(Document page transcription items)
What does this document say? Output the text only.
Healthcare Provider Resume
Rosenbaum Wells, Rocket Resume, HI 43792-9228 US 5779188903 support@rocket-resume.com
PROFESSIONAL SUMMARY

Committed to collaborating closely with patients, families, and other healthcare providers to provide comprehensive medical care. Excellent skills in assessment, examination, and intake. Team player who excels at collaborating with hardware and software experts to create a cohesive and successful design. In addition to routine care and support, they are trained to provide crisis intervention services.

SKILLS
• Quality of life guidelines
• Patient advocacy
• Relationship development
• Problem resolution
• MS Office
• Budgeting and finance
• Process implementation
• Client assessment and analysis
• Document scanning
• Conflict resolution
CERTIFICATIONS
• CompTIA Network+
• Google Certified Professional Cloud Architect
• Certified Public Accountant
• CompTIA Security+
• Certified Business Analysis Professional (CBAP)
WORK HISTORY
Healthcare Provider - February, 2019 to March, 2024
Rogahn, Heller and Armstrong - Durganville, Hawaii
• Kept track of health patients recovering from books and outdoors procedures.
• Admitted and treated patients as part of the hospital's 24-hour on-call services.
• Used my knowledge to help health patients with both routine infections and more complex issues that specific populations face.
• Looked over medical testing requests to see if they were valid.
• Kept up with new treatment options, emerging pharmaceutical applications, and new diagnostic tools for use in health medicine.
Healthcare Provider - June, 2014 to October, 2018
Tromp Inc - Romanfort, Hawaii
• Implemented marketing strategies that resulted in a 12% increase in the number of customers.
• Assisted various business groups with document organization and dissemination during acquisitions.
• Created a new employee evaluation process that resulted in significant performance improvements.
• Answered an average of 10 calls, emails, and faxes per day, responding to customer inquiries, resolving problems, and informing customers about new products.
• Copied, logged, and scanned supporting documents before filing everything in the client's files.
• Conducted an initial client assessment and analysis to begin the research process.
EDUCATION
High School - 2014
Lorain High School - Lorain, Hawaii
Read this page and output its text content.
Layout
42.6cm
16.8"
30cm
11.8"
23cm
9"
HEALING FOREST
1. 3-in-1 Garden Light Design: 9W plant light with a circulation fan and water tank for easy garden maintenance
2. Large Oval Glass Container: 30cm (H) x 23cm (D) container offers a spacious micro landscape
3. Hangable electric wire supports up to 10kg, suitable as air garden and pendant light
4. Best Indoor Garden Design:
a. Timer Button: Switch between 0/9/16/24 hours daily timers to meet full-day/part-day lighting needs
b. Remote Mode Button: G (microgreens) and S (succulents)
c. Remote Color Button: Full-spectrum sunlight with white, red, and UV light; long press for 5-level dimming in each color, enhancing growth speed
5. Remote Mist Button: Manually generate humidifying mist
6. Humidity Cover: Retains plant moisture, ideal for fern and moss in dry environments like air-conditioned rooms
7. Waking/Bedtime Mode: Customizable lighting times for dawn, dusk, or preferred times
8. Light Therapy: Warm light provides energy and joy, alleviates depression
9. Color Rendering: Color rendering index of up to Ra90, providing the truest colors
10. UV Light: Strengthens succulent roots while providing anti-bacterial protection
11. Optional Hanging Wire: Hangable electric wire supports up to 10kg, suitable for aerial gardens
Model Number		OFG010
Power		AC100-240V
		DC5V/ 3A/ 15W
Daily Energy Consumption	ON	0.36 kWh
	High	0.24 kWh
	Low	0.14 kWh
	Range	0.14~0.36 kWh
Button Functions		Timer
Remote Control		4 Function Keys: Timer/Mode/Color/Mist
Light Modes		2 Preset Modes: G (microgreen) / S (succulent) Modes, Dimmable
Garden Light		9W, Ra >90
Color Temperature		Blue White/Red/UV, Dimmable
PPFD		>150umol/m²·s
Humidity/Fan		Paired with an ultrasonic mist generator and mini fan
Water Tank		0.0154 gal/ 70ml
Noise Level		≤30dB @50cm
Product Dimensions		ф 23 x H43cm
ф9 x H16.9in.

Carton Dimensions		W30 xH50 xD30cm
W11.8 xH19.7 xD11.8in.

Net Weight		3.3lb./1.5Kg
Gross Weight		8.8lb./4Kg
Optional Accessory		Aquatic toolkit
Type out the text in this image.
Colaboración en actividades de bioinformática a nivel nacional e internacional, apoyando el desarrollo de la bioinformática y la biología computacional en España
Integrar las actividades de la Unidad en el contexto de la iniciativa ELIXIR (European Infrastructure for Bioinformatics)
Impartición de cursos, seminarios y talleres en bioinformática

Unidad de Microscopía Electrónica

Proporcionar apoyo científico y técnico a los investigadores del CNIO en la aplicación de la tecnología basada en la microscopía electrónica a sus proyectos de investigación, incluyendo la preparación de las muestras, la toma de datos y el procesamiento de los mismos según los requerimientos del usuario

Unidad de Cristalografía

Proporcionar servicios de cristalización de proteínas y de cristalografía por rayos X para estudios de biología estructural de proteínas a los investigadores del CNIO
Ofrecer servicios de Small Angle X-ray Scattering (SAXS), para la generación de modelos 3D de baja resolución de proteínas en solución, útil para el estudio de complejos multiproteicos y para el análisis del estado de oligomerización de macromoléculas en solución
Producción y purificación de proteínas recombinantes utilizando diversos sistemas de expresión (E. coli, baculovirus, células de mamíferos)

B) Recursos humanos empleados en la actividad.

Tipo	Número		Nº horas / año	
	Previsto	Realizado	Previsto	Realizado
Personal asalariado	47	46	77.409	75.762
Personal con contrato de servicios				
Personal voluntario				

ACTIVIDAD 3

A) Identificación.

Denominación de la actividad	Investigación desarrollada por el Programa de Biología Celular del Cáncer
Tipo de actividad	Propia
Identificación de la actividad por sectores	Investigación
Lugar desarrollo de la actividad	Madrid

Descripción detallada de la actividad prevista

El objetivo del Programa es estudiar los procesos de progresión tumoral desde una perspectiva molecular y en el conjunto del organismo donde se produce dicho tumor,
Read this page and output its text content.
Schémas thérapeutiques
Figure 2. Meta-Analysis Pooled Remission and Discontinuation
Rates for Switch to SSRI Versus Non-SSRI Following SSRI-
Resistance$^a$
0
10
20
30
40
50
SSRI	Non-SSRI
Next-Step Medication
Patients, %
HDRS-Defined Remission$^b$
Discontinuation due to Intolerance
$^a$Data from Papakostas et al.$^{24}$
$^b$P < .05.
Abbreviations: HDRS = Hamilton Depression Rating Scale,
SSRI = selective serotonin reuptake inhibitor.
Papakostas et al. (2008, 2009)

◆ **Task objective**
Which of the lines above hold the string "Remote"? Copy each one.

◆ **Output of the exercise**
b. Remote Mode Button: G (microgreens) and S (succulents)
c. Remote Color Button: Full-spectrum sunlight with white, red, and UV light; long press for 5-level dimming in each color, enhancing growth speed
5. Remote Mist Button: Manually generate humidifying mist
Remote Control		4 Function Keys: Timer/Mode/Color/Mist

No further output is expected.